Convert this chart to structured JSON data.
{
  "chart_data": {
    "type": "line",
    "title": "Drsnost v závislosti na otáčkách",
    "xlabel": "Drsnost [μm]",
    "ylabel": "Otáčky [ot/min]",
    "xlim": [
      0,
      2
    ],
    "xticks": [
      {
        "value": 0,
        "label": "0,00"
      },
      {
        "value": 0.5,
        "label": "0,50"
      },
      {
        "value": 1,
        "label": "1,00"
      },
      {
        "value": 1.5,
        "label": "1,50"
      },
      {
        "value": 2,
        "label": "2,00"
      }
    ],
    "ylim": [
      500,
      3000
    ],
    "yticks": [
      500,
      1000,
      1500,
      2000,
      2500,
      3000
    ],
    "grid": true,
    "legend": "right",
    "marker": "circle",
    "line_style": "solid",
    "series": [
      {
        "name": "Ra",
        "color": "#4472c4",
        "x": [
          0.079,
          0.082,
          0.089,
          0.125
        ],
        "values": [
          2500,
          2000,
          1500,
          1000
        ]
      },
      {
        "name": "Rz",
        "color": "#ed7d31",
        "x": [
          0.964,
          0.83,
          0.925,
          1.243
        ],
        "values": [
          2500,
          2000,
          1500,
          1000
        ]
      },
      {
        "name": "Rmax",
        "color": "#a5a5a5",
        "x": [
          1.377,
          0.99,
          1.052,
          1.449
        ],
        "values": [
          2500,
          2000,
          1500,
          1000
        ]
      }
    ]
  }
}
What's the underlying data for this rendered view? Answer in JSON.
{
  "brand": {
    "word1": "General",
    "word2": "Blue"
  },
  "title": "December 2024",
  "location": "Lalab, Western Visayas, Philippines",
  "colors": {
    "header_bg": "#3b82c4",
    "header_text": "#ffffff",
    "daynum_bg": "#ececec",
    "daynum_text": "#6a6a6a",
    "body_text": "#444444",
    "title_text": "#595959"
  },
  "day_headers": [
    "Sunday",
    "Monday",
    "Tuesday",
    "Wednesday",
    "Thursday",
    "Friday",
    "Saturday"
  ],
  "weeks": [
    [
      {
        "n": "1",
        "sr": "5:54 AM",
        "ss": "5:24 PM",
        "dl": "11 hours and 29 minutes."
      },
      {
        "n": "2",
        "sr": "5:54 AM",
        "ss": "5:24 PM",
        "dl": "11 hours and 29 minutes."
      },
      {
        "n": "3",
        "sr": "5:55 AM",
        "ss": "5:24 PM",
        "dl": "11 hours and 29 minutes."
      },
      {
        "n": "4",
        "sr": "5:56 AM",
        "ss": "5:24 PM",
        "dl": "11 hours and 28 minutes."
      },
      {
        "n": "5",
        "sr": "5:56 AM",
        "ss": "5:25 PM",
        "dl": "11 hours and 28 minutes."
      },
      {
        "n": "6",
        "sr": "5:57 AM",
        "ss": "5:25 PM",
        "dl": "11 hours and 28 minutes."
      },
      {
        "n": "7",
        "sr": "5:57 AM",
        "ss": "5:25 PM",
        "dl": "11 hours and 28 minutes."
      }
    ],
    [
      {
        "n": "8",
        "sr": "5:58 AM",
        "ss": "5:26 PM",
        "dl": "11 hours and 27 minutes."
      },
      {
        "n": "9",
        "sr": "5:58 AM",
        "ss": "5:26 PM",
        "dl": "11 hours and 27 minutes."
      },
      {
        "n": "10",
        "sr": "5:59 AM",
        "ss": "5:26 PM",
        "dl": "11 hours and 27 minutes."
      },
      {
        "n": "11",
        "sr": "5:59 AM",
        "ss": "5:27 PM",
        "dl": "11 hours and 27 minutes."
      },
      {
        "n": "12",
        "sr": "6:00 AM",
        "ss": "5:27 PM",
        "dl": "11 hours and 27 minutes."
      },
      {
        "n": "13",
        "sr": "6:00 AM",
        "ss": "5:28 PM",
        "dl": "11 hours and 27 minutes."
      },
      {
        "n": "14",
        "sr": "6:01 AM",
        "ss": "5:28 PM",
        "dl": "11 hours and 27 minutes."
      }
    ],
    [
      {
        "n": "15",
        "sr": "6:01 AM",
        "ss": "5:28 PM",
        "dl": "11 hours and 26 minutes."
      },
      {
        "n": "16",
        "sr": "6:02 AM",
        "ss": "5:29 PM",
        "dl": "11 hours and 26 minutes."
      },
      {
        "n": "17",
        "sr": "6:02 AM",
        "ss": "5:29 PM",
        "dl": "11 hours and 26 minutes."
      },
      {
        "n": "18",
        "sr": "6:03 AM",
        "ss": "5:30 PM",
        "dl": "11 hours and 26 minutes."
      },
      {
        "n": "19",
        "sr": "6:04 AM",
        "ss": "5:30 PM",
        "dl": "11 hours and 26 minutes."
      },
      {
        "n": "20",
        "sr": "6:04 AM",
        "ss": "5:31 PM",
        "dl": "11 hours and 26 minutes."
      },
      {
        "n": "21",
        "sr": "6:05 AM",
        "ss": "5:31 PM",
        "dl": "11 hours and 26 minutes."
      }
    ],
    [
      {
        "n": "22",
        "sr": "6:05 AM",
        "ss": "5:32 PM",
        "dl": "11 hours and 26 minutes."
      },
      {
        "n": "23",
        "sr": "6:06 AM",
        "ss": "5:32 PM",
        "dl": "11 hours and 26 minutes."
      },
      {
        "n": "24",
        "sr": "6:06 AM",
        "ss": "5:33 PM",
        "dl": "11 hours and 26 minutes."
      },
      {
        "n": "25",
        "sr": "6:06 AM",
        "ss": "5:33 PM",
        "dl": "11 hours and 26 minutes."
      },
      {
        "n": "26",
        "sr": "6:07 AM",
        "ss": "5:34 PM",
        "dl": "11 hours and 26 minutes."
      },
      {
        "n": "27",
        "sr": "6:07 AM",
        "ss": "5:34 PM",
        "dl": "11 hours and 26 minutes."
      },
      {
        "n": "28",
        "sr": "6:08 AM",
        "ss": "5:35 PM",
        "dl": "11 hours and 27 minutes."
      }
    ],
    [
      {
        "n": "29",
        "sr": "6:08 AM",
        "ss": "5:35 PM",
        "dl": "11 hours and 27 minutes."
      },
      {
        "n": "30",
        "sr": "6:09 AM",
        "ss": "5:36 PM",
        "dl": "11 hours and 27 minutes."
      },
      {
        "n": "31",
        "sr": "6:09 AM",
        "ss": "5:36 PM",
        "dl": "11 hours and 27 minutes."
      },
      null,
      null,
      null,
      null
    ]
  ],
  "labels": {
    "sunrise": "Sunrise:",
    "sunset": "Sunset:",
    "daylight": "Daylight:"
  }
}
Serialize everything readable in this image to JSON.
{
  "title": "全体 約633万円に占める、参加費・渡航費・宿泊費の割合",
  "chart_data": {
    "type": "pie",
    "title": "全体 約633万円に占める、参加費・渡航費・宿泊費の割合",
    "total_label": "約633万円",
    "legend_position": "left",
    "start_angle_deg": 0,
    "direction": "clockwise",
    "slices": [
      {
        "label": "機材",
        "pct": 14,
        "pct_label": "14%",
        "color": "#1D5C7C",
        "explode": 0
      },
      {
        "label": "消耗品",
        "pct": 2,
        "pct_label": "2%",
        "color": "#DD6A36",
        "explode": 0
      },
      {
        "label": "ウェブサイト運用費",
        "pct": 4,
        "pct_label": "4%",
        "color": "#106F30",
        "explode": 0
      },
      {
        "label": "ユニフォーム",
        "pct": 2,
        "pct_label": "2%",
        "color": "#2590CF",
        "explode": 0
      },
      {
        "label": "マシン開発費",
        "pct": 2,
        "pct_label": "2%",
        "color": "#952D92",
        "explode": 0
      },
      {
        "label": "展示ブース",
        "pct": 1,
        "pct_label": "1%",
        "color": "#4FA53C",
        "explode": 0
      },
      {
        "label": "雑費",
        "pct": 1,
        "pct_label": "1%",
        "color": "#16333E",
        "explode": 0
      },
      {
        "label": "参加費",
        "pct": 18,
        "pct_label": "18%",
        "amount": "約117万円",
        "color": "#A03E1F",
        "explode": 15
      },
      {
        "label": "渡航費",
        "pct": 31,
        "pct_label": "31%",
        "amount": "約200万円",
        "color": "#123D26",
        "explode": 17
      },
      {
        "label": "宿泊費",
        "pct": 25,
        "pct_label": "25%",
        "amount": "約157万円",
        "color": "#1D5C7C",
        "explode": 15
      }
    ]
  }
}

════════════════

▸ **Your task**:
Find how many lines of the listing include the string "宿泊費の割合" and give that number, nothing else.

▸ **Result of the exercise**:
2